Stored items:
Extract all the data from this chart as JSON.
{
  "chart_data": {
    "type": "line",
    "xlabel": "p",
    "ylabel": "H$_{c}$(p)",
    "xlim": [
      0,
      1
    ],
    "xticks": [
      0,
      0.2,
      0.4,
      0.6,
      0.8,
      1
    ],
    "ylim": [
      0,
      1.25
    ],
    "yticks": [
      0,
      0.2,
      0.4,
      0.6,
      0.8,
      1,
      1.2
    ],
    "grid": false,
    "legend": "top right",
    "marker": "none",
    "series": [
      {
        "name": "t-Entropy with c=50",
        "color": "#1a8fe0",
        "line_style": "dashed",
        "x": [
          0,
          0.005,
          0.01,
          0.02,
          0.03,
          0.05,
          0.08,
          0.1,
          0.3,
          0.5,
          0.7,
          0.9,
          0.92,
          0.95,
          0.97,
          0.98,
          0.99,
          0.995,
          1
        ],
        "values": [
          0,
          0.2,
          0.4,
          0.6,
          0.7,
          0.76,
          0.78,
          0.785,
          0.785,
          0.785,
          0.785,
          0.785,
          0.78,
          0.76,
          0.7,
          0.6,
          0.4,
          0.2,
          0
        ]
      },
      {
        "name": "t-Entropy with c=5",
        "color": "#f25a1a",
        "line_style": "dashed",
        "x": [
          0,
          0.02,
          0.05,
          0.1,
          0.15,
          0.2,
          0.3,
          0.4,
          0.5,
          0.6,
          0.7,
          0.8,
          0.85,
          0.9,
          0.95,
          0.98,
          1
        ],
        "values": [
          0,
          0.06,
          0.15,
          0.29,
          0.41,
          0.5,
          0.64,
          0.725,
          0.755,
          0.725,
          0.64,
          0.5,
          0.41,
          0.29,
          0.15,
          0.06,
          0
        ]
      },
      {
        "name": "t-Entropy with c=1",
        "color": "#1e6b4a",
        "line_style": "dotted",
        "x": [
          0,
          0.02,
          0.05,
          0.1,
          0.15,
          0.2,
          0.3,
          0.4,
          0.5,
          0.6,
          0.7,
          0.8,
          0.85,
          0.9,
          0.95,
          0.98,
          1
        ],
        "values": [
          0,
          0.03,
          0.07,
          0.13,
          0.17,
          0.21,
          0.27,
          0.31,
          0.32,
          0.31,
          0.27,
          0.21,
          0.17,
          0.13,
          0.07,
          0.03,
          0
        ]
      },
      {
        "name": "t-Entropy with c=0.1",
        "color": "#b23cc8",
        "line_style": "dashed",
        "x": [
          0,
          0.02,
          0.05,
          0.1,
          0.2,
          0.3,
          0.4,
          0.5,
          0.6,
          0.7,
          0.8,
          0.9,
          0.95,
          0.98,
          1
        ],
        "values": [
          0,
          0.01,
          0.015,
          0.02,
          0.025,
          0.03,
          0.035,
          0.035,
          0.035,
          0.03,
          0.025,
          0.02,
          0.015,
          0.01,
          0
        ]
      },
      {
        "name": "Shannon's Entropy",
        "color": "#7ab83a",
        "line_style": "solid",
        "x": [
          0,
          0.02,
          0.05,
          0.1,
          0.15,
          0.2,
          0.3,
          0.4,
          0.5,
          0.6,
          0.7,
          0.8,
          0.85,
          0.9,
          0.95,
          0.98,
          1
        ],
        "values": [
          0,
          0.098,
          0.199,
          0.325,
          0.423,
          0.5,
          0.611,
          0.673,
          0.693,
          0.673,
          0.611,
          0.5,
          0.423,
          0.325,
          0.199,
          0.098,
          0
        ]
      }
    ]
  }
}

**Task instructions:** Write out all the records above again, exactly as they stand.

**Full output:**
Extract all the data from this chart as JSON.
{
  "chart_data": {
    "type": "line",
    "xlabel": "p",
    "ylabel": "H$_{c}$(p)",
    "xlim": [
      0,
      1
    ],
    "xticks": [
      0,
      0.2,
      0.4,
      0.6,
      0.8,
      1
    ],
    "ylim": [
      0,
      1.25
    ],
    "yticks": [
      0,
      0.2,
      0.4,
      0.6,
      0.8,
      1,
      1.2
    ],
    "grid": false,
    "legend": "top right",
    "marker": "none",
    "series": [
      {
        "name": "t-Entropy with c=50",
        "color": "#1a8fe0",
        "line_style": "dashed",
        "x": [
          0,
          0.005,
          0.01,
          0.02,
          0.03,
          0.05,
          0.08,
          0.1,
          0.3,
          0.5,
          0.7,
          0.9,
          0.92,
          0.95,
          0.97,
          0.98,
          0.99,
          0.995,
          1
        ],
        "values": [
          0,
          0.2,
          0.4,
          0.6,
          0.7,
          0.76,
          0.78,
          0.785,
          0.785,
          0.785,
          0.785,
          0.785,
          0.78,
          0.76,
          0.7,
          0.6,
          0.4,
          0.2,
          0
        ]
      },
      {
        "name": "t-Entropy with c=5",
        "color": "#f25a1a",
        "line_style": "dashed",
        "x": [
          0,
          0.02,
          0.05,
          0.1,
          0.15,
          0.2,
          0.3,
          0.4,
          0.5,
          0.6,
          0.7,
          0.8,
          0.85,
          0.9,
          0.95,
          0.98,
          1
        ],
        "values": [
          0,
          0.06,
          0.15,
          0.29,
          0.41,
          0.5,
          0.64,
          0.725,
          0.755,
          0.725,
          0.64,
          0.5,
          0.41,
          0.29,
          0.15,
          0.06,
          0
        ]
      },
      {
        "name": "t-Entropy with c=1",
        "color": "#1e6b4a",
        "line_style": "dotted",
        "x": [
          0,
          0.02,
          0.05,
          0.1,
          0.15,
          0.2,
          0.3,
          0.4,
          0.5,
          0.6,
          0.7,
          0.8,
          0.85,
          0.9,
          0.95,
          0.98,
          1
        ],
        "values": [
          0,
          0.03,
          0.07,
          0.13,
          0.17,
          0.21,
          0.27,
          0.31,
          0.32,
          0.31,
          0.27,
          0.21,
          0.17,
          0.13,
          0.07,
          0.03,
          0
        ]
      },
      {
        "name": "t-Entropy with c=0.1",
        "color": "#b23cc8",
        "line_style": "dashed",
        "x": [
          0,
          0.02,
          0.05,
          0.1,
          0.2,
          0.3,
          0.4,
          0.5,
          0.6,
          0.7,
          0.8,
          0.9,
          0.95,
          0.98,
          1
        ],
        "values": [
          0,
          0.01,
          0.015,
          0.02,
          0.025,
          0.03,
          0.035,
          0.035,
          0.035,
          0.03,
          0.025,
          0.02,
          0.015,
          0.01,
          0
        ]
      },
      {
        "name": "Shannon's Entropy",
        "color": "#7ab83a",
        "line_style": "solid",
        "x": [
          0,
          0.02,
          0.05,
          0.1,
          0.15,
          0.2,
          0.3,
          0.4,
          0.5,
          0.6,
          0.7,
          0.8,
          0.85,
          0.9,
          0.95,
          0.98,
          1
        ],
        "values": [
          0,
          0.098,
          0.199,
          0.325,
          0.423,
          0.5,
          0.611,
          0.673,
          0.693,
          0.673,
          0.611,
          0.5,
          0.423,
          0.325,
          0.199,
          0.098,
          0
        ]
      }
    ]
  }
}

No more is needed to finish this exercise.